## Written exercise a:
In the passage on the Mac Lane coherence theorem, whose example shows that one cannot expect literally every diagram to commute?

======== Reading passage ========

Mac Lane coherence theorem

In category theory, a branch of mathematics, Mac Lane coherence theorem states, in the words of Saunders Mac Lane, “every diagram commutes”.^[1] More precisely (cf. #Counter-example), it states every formal diagram commutes, where "formal diagram" is an analog of well-formed formulae and terms in proof theory.

It is not reasonable to expect we can show literally every diagram commutes, due to the following example of Isbell.^[2]

Let ${\displaystyle {\mathsf{S}\mathsf{e}\mathsf{t}}_0\subset \mathsf{S}\mathsf{e}\mathsf{t}}$ be a skeleton of the category of sets and D a unique countable set in it; note ${\displaystyle D\times D=D}$ by uniqueness. Let ${\displaystyle p:D=D\times D\to D}$ be the projection onto the first factor. For any functions ${\displaystyle f,g:D\to D}$, we have ${\displaystyle f\circ p=p\circ (f\times g)}$. Now, suppose the natural isomorphisms ${\displaystyle \alpha :X\times (Y\times Z)\simeq (X\times Y)\times Z}$ are the identity; in particular, that is the case for ${\displaystyle X=Y=Z=D}$. Then for any ${\displaystyle f,g,h:D\to D}$, since ${\displaystyle \alpha }$ is the identity and is natural,

${\displaystyle f\circ p=p\circ (f\times (g\times h))=p\circ \alpha \circ (f\times (g\times h))=p\circ ((f\times g)\times h)\circ \alpha =(f\times g)\circ p}$.

======== Records for the exercise ========

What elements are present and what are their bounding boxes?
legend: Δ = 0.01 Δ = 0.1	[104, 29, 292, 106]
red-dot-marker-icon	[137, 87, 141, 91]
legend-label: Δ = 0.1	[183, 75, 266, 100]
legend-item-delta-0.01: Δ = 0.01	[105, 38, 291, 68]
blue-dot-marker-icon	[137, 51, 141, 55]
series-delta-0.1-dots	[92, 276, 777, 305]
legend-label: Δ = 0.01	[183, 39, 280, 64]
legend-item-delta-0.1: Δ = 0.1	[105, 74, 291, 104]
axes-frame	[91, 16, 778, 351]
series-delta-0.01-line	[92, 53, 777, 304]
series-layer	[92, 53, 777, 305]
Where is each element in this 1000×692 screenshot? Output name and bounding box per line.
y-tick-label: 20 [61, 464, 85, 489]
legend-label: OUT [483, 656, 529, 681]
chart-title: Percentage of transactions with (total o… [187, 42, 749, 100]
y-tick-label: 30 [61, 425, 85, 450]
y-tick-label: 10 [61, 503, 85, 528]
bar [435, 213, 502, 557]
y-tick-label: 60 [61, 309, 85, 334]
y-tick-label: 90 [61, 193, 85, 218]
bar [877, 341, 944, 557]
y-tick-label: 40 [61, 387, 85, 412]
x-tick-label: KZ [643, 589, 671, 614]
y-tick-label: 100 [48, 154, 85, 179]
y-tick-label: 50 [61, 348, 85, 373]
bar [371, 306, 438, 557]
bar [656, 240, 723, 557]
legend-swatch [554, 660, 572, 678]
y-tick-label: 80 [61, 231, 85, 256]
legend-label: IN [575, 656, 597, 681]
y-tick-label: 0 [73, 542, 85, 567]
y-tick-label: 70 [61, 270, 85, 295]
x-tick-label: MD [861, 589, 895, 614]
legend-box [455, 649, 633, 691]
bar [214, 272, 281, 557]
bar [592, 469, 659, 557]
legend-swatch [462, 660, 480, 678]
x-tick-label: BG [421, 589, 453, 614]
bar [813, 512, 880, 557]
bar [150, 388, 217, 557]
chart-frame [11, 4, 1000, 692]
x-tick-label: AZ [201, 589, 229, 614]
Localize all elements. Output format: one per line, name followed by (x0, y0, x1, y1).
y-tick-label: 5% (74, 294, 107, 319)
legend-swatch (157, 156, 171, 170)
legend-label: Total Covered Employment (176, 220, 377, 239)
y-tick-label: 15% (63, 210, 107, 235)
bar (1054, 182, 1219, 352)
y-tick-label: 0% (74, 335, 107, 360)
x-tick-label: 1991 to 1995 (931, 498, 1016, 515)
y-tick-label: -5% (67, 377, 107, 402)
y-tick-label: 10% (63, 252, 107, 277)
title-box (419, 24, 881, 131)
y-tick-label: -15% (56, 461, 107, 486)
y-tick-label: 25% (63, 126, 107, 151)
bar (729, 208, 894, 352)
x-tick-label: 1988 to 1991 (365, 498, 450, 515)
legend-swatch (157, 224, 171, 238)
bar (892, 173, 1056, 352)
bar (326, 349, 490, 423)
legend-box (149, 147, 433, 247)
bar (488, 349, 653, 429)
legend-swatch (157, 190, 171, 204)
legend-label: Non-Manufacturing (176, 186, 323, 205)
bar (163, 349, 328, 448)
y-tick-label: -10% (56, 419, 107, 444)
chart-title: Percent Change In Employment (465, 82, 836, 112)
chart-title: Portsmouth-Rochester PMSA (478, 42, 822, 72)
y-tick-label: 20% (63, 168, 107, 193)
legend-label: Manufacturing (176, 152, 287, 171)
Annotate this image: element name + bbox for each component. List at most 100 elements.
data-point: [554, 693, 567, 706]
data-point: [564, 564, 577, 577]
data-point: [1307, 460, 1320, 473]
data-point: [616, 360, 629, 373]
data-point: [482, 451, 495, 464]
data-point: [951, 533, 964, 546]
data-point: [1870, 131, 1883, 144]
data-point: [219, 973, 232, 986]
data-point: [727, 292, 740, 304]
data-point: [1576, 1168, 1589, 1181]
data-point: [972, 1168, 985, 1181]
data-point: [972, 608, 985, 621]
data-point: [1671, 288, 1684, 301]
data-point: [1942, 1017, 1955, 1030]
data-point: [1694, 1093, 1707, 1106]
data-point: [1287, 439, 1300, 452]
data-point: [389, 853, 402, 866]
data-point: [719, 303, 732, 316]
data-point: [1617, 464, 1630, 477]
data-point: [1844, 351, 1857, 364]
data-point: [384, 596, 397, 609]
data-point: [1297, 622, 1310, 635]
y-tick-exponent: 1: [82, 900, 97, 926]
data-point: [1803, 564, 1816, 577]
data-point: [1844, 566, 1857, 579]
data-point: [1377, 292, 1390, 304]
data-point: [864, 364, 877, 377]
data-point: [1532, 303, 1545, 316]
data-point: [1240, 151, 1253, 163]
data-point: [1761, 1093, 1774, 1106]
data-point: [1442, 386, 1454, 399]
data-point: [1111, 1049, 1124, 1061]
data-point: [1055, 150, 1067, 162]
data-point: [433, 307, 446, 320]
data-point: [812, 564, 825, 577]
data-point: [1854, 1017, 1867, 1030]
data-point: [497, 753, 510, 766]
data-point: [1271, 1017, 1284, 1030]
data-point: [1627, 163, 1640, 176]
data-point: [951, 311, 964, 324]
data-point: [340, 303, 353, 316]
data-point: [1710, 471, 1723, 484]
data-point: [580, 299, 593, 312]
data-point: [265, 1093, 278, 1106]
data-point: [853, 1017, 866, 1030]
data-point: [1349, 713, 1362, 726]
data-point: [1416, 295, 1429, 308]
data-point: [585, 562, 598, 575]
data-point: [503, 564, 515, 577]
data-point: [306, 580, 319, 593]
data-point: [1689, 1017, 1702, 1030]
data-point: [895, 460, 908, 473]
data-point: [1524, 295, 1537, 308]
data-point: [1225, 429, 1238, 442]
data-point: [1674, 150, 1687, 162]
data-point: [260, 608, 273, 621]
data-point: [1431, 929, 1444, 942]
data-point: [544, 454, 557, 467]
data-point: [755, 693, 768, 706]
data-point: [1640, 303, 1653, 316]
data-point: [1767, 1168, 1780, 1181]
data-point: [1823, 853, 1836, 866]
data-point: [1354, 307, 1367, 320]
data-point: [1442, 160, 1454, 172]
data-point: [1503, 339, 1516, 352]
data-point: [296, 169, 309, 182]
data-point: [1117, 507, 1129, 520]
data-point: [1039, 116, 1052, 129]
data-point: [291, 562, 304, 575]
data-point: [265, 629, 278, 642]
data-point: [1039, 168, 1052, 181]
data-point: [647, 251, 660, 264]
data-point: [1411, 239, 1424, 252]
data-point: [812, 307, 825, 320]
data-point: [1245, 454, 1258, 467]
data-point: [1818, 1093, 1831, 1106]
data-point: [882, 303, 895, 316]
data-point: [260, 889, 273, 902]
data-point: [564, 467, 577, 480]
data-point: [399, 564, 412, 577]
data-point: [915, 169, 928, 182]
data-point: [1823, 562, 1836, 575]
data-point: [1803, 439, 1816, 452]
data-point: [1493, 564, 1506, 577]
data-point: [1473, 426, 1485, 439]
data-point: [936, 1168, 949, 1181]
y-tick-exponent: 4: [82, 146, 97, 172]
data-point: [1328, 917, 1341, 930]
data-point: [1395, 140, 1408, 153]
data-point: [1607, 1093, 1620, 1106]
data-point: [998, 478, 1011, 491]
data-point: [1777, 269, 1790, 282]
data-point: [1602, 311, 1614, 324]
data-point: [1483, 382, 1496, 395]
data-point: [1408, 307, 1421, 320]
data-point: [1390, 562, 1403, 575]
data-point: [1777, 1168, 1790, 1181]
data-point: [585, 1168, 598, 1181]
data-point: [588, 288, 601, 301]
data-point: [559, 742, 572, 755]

========

## Written exercise b:
Rewrite the rows from the first one through the line containing "y-tick-label: 90 [61, 193, 85, 218]", switching "legend-label" to "legend-text" and leaving everything else unchanged.

## Task result a:
Isbell's.

## Task result b:
What elements are present and what are their bounding boxes?
legend: Δ = 0.01 Δ = 0.1	[104, 29, 292, 106]
red-dot-marker-icon	[137, 87, 141, 91]
legend-text: Δ = 0.1	[183, 75, 266, 100]
legend-item-delta-0.01: Δ = 0.01	[105, 38, 291, 68]
blue-dot-marker-icon	[137, 51, 141, 55]
series-delta-0.1-dots	[92, 276, 777, 305]
legend-text: Δ = 0.01	[183, 39, 280, 64]
legend-item-delta-0.1: Δ = 0.1	[105, 74, 291, 104]
axes-frame	[91, 16, 778, 351]
series-delta-0.01-line	[92, 53, 777, 304]
series-layer	[92, 53, 777, 305]
Where is each element in this 1000×692 screenshot? Output name and bounding box per line.
y-tick-label: 20 [61, 464, 85, 489]
legend-text: OUT [483, 656, 529, 681]
chart-title: Percentage of transactions with (total o… [187, 42, 749, 100]
y-tick-label: 30 [61, 425, 85, 450]
y-tick-label: 10 [61, 503, 85, 528]
bar [435, 213, 502, 557]
y-tick-label: 60 [61, 309, 85, 334]
y-tick-label: 90 [61, 193, 85, 218]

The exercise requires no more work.